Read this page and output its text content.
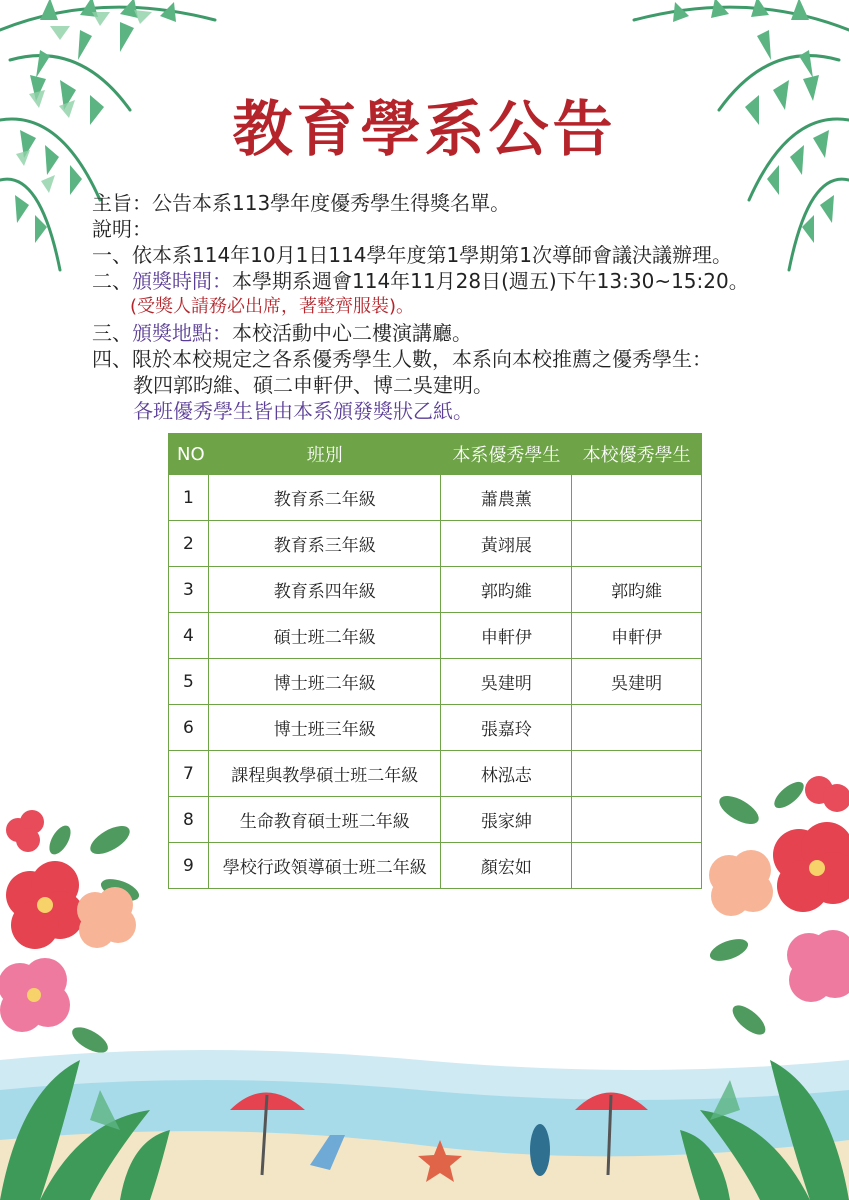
教育學系公告
主旨：公告本系113學年度優秀學生得獎名單。
說明：
一、依本系114年10月1日114學年度第1學期第1次導師會議決議辦理。
二、頒獎時間：本學期系週會114年11月28日(週五)下午13:30~15:20。
(受獎人請務必出席，著整齊服裝)。
三、頒獎地點：本校活動中心二樓演講廳。
四、限於本校規定之各系優秀學生人數，本系向本校推薦之優秀學生：
教四郭昀維、碩二申軒伊、博二吳建明。
各班優秀學生皆由本系頒發獎狀乙紙。
NO	班別	本系優秀學生	本校優秀學生
1	教育系二年級	蕭農薰	
2	教育系三年級	黃翊展	
3	教育系四年級	郭昀維	郭昀維
4	碩士班二年級	申軒伊	申軒伊
5	博士班二年級	吳建明	吳建明
6	博士班三年級	張嘉玲	
7	課程與教學碩士班二年級	林泓志	
8	生命教育碩士班二年級	張家紳	
9	學校行政領導碩士班二年級	顏宏如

• _Required work_
Reproduce every entry word for word, but skip any pictures.

• _Exercise output_
Read this page and output its text content.
教育學系公告
主旨：公告本系113學年度優秀學生得獎名單。
說明：
一、依本系114年10月1日114學年度第1學期第1次導師會議決議辦理。
二、頒獎時間：本學期系週會114年11月28日(週五)下午13:30~15:20。
(受獎人請務必出席，著整齊服裝)。
三、頒獎地點：本校活動中心二樓演講廳。
四、限於本校規定之各系優秀學生人數，本系向本校推薦之優秀學生：
教四郭昀維、碩二申軒伊、博二吳建明。
各班優秀學生皆由本系頒發獎狀乙紙。
NO	班別	本系優秀學生	本校優秀學生
1	教育系二年級	蕭農薰	
2	教育系三年級	黃翊展	
3	教育系四年級	郭昀維	郭昀維
4	碩士班二年級	申軒伊	申軒伊
5	博士班二年級	吳建明	吳建明
6	博士班三年級	張嘉玲	
7	課程與教學碩士班二年級	林泓志	
8	生命教育碩士班二年級	張家紳	
9	學校行政領導碩士班二年級	顏宏如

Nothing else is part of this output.